» **YOUR OBJECTIVE**:
Your task is to repeat the entries word for word while leaving out the pictures.

======== DATA EXTRACT ========

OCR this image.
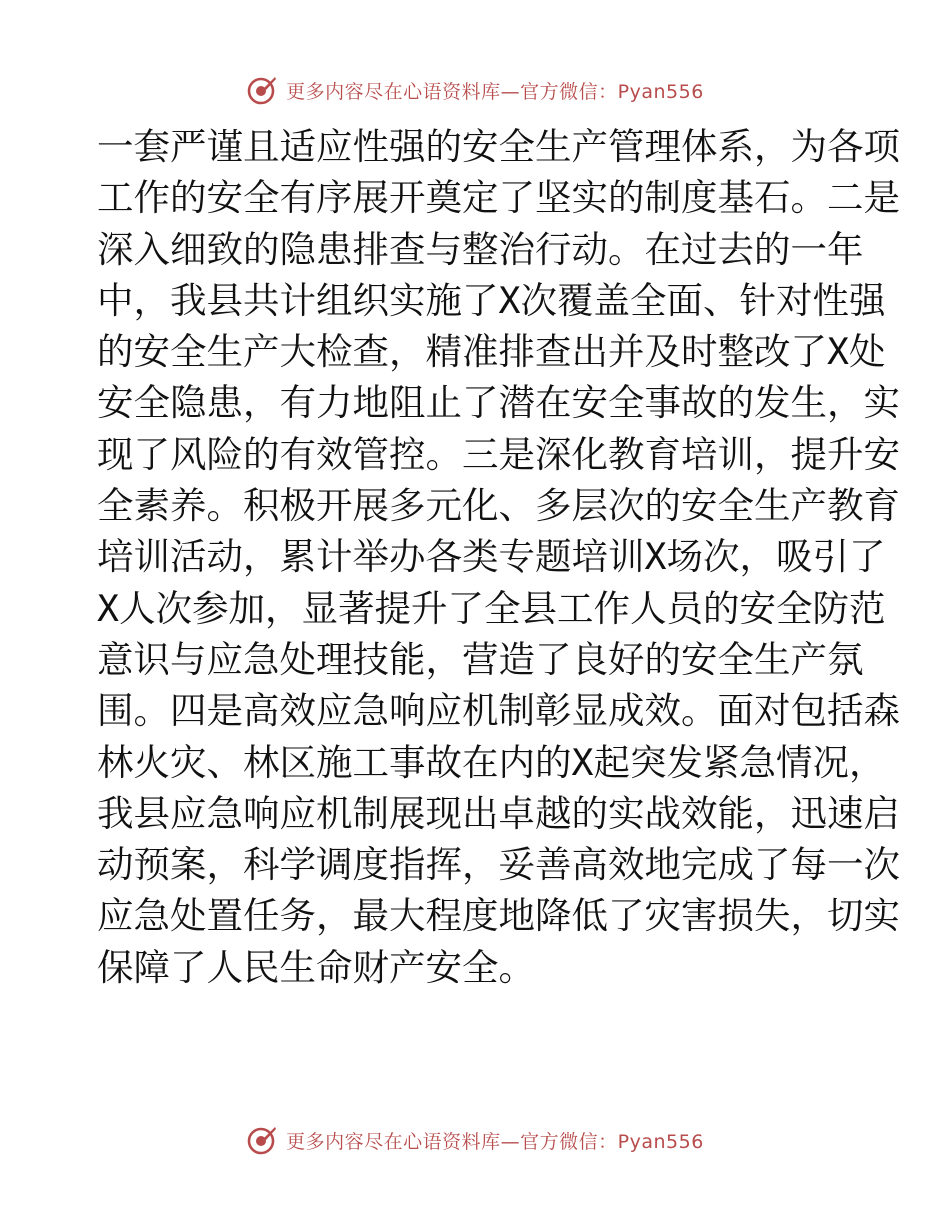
更多内容尽在心语资料库—官方微信：Pyan556
一套严谨且适应性强的安全生产管理体系，为各项
工作的安全有序展开奠定了坚实的制度基石。二是
深入细致的隐患排查与整治行动。在过去的一年
中，我县共计组织实施了X次覆盖全面、针对性强
的安全生产大检查，精准排查出并及时整改了X处
安全隐患，有力地阻止了潜在安全事故的发生，实
现了风险的有效管控。三是深化教育培训，提升安
全素养。积极开展多元化、多层次的安全生产教育
培训活动，累计举办各类专题培训X场次，吸引了
X人次参加，显著提升了全县工作人员的安全防范
意识与应急处理技能，营造了良好的安全生产氛
围。四是高效应急响应机制彰显成效。面对包括森
林火灾、林区施工事故在内的X起突发紧急情况，
我县应急响应机制展现出卓越的实战效能，迅速启
动预案，科学调度指挥，妥善高效地完成了每一次
应急处置任务，最大程度地降低了灾害损失，切实
保障了人民生命财产安全。
更多内容尽在心语资料库—官方微信：Pyan556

========

» **PROBLEM SOLUTION**:
OCR this image.
更多内容尽在心语资料库—官方微信：Pyan556
一套严谨且适应性强的安全生产管理体系，为各项
工作的安全有序展开奠定了坚实的制度基石。二是
深入细致的隐患排查与整治行动。在过去的一年
中，我县共计组织实施了X次覆盖全面、针对性强
的安全生产大检查，精准排查出并及时整改了X处
安全隐患，有力地阻止了潜在安全事故的发生，实
现了风险的有效管控。三是深化教育培训，提升安
全素养。积极开展多元化、多层次的安全生产教育
培训活动，累计举办各类专题培训X场次，吸引了
X人次参加，显著提升了全县工作人员的安全防范
意识与应急处理技能，营造了良好的安全生产氛
围。四是高效应急响应机制彰显成效。面对包括森
林火灾、林区施工事故在内的X起突发紧急情况，
我县应急响应机制展现出卓越的实战效能，迅速启
动预案，科学调度指挥，妥善高效地完成了每一次
应急处置任务，最大程度地降低了灾害损失，切实
保障了人民生命财产安全。
更多内容尽在心语资料库—官方微信：Pyan556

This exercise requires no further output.